• **The records**
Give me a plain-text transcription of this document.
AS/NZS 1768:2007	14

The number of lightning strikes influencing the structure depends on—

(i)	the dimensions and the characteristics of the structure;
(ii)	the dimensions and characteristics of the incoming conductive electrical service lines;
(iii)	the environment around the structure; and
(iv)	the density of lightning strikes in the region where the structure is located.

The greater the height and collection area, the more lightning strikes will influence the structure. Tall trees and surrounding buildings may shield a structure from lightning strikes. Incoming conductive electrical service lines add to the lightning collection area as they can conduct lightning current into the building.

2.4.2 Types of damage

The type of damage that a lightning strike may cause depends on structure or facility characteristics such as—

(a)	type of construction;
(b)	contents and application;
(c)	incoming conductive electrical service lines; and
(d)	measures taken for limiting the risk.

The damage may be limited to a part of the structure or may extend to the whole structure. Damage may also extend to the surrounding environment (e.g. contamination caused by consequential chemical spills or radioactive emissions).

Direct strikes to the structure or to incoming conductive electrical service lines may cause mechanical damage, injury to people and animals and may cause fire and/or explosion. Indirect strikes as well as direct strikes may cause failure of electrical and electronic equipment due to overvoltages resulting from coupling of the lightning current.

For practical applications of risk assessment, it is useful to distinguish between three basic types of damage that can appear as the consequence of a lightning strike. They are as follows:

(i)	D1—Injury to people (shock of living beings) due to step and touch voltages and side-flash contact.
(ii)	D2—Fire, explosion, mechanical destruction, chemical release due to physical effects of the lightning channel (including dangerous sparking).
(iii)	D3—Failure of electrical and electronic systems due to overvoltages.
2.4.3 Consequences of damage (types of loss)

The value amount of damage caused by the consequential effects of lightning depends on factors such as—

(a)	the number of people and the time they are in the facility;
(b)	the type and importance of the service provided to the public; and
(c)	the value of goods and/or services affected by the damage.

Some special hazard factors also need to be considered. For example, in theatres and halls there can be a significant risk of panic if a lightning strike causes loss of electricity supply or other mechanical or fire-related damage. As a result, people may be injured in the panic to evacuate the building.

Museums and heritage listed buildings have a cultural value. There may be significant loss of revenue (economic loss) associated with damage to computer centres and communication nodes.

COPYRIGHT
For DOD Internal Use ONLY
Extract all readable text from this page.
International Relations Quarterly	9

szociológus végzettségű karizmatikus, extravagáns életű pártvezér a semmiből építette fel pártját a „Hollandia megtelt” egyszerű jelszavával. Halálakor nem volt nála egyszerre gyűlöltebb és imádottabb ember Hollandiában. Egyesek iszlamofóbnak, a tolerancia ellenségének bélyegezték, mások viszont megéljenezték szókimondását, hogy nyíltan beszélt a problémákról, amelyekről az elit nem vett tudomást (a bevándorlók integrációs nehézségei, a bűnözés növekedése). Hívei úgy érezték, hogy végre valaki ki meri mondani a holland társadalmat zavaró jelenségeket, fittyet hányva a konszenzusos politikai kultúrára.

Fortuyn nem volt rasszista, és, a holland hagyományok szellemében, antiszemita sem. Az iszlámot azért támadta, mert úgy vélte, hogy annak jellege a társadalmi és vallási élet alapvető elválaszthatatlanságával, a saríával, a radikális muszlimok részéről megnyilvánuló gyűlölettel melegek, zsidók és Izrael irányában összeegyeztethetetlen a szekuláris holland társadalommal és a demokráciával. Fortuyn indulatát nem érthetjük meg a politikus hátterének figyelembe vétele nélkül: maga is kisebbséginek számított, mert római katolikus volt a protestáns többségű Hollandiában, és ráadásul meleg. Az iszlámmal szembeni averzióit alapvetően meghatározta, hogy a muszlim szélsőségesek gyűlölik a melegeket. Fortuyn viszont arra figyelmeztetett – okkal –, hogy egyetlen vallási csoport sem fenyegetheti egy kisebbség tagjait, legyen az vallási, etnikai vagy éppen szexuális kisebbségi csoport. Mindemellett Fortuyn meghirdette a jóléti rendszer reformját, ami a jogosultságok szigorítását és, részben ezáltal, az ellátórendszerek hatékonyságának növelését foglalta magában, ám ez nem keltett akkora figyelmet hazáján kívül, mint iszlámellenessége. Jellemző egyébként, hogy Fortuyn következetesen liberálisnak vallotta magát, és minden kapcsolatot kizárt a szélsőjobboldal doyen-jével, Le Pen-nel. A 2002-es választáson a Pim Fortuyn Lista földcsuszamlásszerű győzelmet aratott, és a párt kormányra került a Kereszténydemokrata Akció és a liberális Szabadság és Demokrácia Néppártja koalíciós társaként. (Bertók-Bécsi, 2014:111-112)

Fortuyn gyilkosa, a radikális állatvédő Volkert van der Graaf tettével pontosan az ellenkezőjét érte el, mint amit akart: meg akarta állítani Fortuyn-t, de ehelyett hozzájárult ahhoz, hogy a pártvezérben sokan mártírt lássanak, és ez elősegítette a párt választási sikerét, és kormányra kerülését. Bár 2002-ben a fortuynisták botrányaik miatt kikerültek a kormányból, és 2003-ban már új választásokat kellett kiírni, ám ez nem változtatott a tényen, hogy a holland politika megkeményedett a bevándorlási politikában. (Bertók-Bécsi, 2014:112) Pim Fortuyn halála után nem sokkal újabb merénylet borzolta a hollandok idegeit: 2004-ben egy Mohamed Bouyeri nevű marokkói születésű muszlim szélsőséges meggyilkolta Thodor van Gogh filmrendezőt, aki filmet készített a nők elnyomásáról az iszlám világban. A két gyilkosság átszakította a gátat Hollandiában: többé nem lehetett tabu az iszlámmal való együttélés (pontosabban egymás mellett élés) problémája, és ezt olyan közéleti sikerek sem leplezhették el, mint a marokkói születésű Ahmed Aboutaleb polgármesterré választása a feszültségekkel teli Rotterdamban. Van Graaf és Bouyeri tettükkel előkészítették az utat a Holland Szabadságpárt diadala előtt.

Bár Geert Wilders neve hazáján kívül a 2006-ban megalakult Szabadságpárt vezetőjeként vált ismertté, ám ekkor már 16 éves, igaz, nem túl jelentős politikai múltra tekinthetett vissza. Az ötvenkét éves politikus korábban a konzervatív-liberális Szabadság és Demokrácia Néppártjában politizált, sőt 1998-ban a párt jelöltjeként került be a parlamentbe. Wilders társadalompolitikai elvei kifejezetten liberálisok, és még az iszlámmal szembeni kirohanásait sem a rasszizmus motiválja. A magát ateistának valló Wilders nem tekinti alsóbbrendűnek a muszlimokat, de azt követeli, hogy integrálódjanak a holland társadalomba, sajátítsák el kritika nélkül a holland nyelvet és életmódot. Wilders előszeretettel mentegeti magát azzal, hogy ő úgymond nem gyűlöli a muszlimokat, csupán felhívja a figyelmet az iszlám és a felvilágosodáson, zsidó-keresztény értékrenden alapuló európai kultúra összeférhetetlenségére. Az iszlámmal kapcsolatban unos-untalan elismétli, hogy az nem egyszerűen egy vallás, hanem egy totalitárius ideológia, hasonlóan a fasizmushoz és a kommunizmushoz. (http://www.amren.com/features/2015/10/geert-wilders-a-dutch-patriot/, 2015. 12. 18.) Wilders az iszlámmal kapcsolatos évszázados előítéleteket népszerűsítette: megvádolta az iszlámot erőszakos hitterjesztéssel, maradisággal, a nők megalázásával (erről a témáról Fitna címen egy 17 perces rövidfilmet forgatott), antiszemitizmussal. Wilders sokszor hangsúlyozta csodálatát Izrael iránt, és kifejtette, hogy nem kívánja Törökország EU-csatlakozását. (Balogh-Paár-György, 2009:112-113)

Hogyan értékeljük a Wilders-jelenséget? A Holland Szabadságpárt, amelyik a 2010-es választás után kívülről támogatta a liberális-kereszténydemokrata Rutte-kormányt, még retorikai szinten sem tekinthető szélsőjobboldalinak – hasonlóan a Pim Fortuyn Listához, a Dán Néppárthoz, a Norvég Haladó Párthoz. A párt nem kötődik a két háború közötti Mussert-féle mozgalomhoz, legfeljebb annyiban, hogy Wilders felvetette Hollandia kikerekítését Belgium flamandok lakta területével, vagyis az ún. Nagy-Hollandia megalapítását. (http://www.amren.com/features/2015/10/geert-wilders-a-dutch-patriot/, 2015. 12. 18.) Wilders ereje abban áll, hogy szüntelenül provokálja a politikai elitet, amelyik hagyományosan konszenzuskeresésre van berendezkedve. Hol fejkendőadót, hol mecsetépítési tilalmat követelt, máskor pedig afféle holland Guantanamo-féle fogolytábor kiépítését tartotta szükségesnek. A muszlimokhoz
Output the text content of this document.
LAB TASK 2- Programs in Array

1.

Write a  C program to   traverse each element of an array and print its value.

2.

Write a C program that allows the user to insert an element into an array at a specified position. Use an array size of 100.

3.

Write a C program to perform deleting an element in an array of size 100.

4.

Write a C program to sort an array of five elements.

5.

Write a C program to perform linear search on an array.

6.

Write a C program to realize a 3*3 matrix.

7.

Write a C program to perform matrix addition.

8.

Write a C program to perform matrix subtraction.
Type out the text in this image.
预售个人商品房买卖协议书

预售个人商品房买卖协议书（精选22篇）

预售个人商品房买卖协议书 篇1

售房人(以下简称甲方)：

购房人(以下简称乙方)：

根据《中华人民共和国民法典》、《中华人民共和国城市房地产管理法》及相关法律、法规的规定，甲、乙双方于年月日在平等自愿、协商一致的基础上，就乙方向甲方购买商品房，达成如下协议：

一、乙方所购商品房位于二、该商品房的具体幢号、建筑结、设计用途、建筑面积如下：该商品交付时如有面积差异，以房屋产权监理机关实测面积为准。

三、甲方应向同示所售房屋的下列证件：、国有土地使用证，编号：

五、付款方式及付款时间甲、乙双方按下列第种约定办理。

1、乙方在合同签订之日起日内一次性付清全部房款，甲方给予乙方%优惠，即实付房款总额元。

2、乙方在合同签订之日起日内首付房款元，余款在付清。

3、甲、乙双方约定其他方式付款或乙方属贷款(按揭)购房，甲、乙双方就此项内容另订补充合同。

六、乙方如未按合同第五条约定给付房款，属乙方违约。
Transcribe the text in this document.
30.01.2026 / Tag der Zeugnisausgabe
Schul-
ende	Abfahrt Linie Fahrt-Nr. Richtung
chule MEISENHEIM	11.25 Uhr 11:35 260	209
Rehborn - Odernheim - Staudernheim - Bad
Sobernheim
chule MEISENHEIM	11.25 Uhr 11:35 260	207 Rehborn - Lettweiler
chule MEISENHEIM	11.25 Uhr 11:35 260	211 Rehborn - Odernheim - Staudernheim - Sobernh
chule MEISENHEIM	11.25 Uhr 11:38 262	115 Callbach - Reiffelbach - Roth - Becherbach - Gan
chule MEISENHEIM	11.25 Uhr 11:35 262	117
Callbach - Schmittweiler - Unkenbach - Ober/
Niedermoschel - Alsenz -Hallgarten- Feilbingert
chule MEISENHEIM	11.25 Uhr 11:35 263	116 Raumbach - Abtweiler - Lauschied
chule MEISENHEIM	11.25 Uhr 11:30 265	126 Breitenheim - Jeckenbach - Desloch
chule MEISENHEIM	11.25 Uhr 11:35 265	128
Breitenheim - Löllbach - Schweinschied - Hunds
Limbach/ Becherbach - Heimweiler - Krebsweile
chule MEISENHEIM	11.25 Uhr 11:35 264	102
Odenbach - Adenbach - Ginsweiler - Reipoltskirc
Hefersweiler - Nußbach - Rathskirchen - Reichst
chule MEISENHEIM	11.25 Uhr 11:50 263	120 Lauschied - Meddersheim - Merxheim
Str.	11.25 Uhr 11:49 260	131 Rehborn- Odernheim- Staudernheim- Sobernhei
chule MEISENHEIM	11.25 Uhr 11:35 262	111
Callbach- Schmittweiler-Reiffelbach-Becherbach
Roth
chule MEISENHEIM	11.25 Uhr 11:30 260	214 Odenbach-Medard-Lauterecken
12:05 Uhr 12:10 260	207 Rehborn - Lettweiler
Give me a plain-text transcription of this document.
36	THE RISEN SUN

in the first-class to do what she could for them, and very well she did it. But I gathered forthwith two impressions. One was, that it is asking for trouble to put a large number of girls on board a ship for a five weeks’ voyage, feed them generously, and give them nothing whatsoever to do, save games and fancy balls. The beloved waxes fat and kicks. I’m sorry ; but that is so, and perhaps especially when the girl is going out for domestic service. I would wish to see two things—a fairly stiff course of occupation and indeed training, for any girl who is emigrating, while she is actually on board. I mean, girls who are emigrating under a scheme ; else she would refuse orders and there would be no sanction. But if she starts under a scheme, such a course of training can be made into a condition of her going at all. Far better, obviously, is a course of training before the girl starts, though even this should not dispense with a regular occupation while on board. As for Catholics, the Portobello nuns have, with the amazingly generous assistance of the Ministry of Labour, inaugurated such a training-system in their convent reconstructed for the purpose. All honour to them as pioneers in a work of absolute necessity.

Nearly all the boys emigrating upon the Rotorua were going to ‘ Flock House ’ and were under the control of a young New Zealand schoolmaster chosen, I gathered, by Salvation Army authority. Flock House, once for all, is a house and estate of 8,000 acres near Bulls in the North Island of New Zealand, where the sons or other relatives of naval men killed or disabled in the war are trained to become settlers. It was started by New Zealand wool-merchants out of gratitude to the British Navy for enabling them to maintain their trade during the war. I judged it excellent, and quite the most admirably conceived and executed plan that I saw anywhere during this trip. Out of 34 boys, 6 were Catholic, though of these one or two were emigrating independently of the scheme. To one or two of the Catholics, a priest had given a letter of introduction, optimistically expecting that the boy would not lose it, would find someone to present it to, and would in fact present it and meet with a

• **Task directions**
Scan the data for the word "factors" and copy every line where it shows up.

• **Answer for this exercise**
The value amount of damage caused by the consequential effects of lightning depends on factors such as—
Some special hazard factors also need to be considered. For example, in theatres and halls there can be a significant risk of panic if a lightning strike causes loss of electricity supply or other mechanical or fire-related damage. As a result, people may be injured in the panic to evacuate the building.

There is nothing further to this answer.